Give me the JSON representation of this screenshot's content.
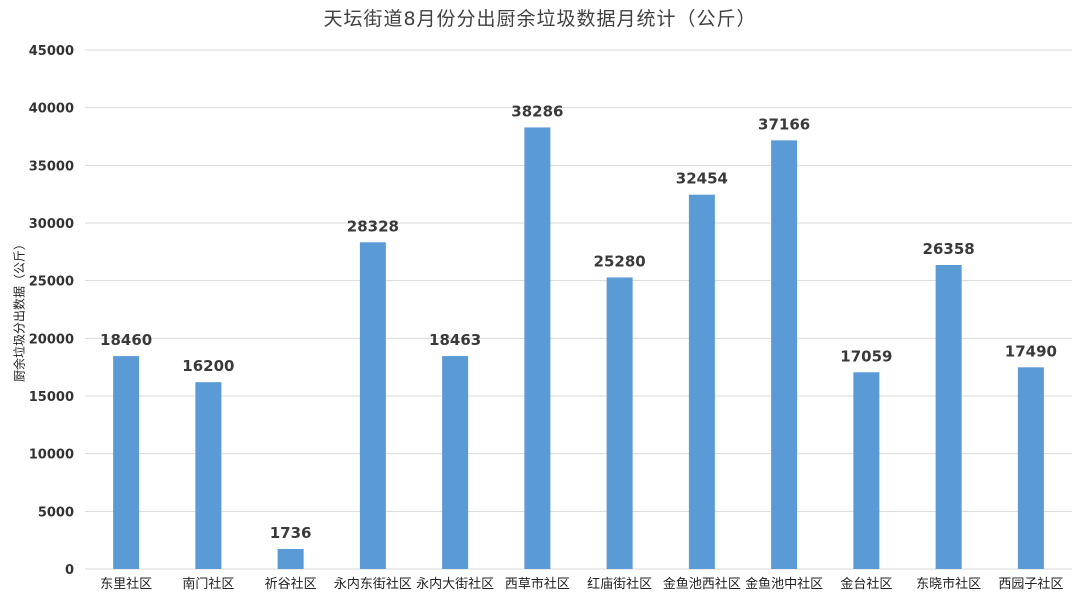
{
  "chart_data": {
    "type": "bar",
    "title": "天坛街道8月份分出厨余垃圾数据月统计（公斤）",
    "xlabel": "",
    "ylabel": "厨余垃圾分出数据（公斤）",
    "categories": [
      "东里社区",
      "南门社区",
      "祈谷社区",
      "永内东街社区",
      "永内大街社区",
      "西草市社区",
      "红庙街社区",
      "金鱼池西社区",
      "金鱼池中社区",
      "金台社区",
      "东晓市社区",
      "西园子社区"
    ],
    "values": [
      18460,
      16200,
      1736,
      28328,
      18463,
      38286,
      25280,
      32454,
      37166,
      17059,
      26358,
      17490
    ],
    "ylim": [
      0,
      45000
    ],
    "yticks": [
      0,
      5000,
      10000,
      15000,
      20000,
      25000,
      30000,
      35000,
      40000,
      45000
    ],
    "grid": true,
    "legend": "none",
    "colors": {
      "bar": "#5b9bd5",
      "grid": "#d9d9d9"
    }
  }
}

_ _ _ _

Given task
The records above must be echoed exactly, minus their pictures.

Answer to this task
Give me the JSON representation of this screenshot's content.
{
  "chart_data": {
    "type": "bar",
    "title": "天坛街道8月份分出厨余垃圾数据月统计（公斤）",
    "xlabel": "",
    "ylabel": "厨余垃圾分出数据（公斤）",
    "categories": [
      "东里社区",
      "南门社区",
      "祈谷社区",
      "永内东街社区",
      "永内大街社区",
      "西草市社区",
      "红庙街社区",
      "金鱼池西社区",
      "金鱼池中社区",
      "金台社区",
      "东晓市社区",
      "西园子社区"
    ],
    "values": [
      18460,
      16200,
      1736,
      28328,
      18463,
      38286,
      25280,
      32454,
      37166,
      17059,
      26358,
      17490
    ],
    "ylim": [
      0,
      45000
    ],
    "yticks": [
      0,
      5000,
      10000,
      15000,
      20000,
      25000,
      30000,
      35000,
      40000,
      45000
    ],
    "grid": true,
    "legend": "none",
    "colors": {
      "bar": "#5b9bd5",
      "grid": "#d9d9d9"
    }
  }
}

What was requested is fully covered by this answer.